- What you need to do: Count how many lines of the material below have the word "Illinois" and give only the number.

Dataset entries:
START
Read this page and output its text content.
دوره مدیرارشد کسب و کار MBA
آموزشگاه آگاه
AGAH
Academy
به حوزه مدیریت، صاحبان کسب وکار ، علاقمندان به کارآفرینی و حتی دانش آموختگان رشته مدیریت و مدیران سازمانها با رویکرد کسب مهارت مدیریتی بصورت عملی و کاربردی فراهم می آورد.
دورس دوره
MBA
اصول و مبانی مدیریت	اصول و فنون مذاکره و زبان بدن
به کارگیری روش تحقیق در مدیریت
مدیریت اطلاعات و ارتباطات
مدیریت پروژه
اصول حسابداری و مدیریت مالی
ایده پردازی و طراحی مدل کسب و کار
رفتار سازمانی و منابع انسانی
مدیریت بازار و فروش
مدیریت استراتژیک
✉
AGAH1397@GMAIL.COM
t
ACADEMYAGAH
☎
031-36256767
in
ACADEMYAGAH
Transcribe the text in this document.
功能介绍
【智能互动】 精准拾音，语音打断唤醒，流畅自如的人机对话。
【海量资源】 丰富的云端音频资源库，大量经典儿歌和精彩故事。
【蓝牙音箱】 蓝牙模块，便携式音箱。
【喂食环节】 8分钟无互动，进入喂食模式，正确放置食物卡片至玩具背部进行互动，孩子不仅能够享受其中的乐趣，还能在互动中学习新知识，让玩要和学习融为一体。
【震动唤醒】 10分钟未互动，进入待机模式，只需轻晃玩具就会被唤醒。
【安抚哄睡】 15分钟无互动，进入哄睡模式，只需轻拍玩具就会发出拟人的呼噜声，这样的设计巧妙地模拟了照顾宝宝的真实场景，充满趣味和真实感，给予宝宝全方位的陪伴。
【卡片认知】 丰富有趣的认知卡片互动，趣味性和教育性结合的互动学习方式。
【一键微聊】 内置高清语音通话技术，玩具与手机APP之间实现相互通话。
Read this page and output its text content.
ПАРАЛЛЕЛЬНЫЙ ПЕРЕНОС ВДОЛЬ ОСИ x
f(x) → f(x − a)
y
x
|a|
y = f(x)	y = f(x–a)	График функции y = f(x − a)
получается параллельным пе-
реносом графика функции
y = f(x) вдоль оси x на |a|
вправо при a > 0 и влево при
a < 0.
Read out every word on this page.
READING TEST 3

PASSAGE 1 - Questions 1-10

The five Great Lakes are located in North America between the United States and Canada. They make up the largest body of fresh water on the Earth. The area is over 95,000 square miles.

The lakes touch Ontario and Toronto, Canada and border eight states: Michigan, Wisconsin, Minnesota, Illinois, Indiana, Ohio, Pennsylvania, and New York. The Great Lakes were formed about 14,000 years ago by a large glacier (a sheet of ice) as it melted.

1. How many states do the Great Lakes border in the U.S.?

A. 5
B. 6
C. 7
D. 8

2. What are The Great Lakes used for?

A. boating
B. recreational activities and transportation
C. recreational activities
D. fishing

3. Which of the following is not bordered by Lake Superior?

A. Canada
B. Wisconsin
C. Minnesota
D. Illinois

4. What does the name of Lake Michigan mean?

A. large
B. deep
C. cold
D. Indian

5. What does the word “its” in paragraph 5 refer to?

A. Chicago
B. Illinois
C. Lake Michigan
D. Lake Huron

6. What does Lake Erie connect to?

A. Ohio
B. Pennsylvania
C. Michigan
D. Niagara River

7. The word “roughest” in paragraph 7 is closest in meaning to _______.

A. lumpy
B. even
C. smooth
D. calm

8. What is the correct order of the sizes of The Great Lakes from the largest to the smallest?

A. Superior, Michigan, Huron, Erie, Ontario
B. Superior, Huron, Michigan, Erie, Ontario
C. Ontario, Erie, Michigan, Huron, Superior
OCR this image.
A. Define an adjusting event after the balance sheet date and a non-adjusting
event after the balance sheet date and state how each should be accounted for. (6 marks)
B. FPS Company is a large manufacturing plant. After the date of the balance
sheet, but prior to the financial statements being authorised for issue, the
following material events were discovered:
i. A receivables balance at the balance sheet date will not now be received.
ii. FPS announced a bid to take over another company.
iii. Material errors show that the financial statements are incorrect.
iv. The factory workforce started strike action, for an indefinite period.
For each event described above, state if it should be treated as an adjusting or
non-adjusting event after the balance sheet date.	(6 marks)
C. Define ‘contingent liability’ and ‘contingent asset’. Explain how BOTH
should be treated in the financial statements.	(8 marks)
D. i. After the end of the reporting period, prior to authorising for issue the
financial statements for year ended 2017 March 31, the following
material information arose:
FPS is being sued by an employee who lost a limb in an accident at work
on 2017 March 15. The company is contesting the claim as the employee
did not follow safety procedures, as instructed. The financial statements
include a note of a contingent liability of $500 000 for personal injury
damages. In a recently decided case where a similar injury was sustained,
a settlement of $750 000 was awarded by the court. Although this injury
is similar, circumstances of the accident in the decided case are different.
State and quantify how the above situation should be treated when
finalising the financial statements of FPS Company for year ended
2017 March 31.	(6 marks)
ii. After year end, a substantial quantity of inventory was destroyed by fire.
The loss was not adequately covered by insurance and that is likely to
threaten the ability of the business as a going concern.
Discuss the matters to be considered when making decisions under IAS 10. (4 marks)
END
- Written solution: 3